■ **What is needed**: Of the lines in the listing, how many include the string "this"? Write the number and nothing else.
▬▬▬▬▬▬
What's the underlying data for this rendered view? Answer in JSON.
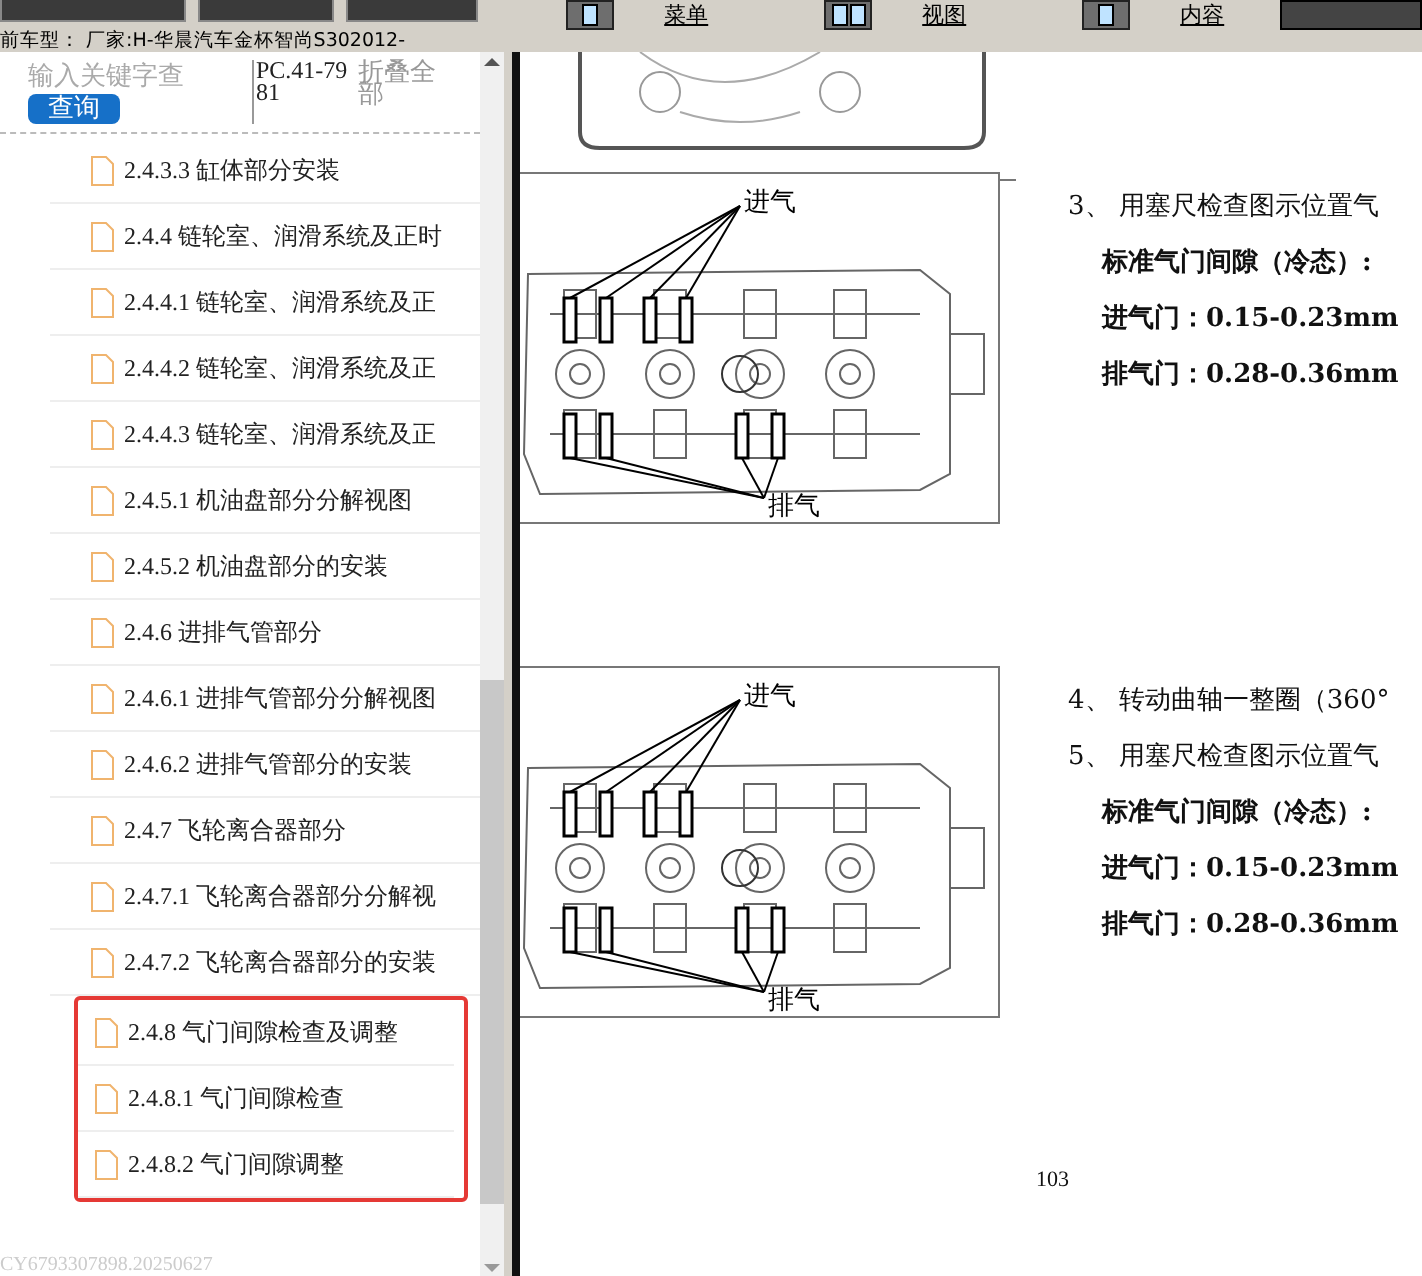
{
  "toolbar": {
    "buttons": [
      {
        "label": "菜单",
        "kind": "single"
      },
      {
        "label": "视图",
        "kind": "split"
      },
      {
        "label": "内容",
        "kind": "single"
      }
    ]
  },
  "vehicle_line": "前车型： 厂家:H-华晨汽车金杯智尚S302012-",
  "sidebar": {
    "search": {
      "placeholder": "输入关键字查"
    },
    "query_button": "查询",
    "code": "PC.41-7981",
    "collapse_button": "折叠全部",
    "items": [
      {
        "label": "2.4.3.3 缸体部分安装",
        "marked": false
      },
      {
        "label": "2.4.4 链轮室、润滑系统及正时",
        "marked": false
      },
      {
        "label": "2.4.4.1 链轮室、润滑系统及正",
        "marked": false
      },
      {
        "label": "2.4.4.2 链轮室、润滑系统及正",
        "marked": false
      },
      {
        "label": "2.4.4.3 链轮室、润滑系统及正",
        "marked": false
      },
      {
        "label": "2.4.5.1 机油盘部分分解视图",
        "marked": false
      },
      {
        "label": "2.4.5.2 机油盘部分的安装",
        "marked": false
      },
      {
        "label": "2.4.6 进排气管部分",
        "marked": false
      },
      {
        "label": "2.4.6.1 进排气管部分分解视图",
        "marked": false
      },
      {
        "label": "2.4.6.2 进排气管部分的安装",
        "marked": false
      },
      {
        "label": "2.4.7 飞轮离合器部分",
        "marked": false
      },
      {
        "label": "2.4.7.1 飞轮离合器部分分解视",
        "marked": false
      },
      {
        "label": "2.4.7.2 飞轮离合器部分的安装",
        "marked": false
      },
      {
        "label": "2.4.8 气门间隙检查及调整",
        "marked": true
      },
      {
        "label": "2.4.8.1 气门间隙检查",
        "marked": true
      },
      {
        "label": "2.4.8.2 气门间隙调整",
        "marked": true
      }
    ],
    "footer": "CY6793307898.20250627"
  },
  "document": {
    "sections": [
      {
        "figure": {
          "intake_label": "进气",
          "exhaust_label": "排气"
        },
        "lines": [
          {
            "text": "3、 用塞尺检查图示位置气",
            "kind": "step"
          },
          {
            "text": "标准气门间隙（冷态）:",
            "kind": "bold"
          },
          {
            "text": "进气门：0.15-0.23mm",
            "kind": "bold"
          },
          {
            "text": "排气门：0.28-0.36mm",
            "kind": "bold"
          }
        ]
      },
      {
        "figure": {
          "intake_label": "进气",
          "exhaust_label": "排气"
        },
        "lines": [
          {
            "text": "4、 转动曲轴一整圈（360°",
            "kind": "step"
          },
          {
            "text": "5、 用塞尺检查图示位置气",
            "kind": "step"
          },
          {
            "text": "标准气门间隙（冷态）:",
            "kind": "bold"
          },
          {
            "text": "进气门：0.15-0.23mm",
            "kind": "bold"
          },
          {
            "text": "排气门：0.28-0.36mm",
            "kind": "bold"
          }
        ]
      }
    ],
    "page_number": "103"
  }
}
▬▬▬▬▬▬
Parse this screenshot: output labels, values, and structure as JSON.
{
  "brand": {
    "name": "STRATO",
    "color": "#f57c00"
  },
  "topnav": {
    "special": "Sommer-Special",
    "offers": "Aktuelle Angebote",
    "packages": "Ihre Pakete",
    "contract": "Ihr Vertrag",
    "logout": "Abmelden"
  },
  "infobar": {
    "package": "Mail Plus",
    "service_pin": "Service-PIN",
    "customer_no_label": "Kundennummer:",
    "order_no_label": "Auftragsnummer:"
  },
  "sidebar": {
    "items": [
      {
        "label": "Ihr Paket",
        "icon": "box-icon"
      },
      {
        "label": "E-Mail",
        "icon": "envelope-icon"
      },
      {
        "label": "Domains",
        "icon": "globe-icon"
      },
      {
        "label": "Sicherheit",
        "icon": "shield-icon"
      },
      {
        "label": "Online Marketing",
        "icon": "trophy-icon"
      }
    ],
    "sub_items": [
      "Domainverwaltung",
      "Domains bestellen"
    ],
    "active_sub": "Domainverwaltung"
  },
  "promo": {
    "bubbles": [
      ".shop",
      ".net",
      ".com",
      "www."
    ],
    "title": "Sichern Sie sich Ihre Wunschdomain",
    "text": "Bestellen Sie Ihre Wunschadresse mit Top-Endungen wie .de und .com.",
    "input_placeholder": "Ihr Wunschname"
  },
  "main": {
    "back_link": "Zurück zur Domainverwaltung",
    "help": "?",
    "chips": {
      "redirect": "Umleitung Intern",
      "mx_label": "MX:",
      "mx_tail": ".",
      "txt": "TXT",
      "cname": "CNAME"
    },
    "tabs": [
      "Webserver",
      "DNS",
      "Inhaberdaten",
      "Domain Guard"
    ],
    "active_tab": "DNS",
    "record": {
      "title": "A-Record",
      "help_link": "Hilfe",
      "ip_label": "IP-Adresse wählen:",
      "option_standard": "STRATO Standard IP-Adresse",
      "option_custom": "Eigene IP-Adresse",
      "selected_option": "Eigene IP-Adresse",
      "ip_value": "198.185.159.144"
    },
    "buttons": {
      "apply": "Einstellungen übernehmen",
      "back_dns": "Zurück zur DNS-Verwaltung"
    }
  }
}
▬▬▬▬▬▬
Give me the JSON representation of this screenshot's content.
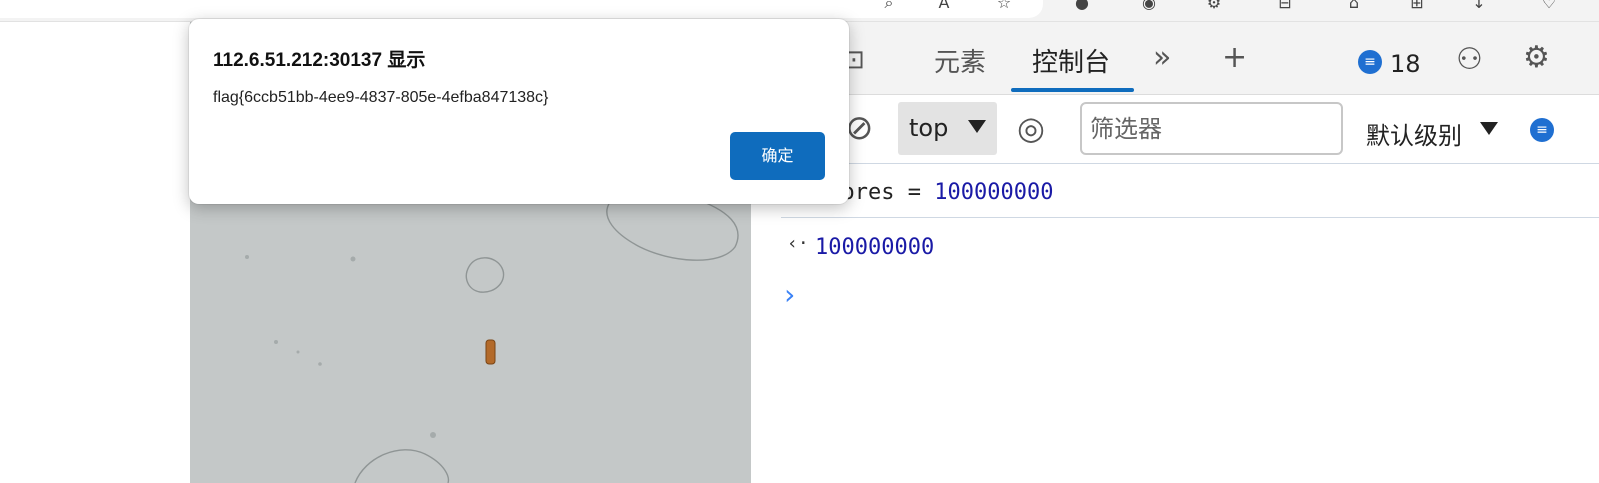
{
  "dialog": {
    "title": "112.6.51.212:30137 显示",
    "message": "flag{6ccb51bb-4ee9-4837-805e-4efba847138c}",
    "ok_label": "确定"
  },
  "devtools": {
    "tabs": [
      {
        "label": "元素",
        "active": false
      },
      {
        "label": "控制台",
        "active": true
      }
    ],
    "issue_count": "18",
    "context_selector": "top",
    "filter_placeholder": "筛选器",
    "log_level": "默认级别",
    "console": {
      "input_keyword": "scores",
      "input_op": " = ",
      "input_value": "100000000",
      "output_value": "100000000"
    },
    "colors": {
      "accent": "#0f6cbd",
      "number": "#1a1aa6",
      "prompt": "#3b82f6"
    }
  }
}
▬▬▬▬▬▬
■ **Final result**: 3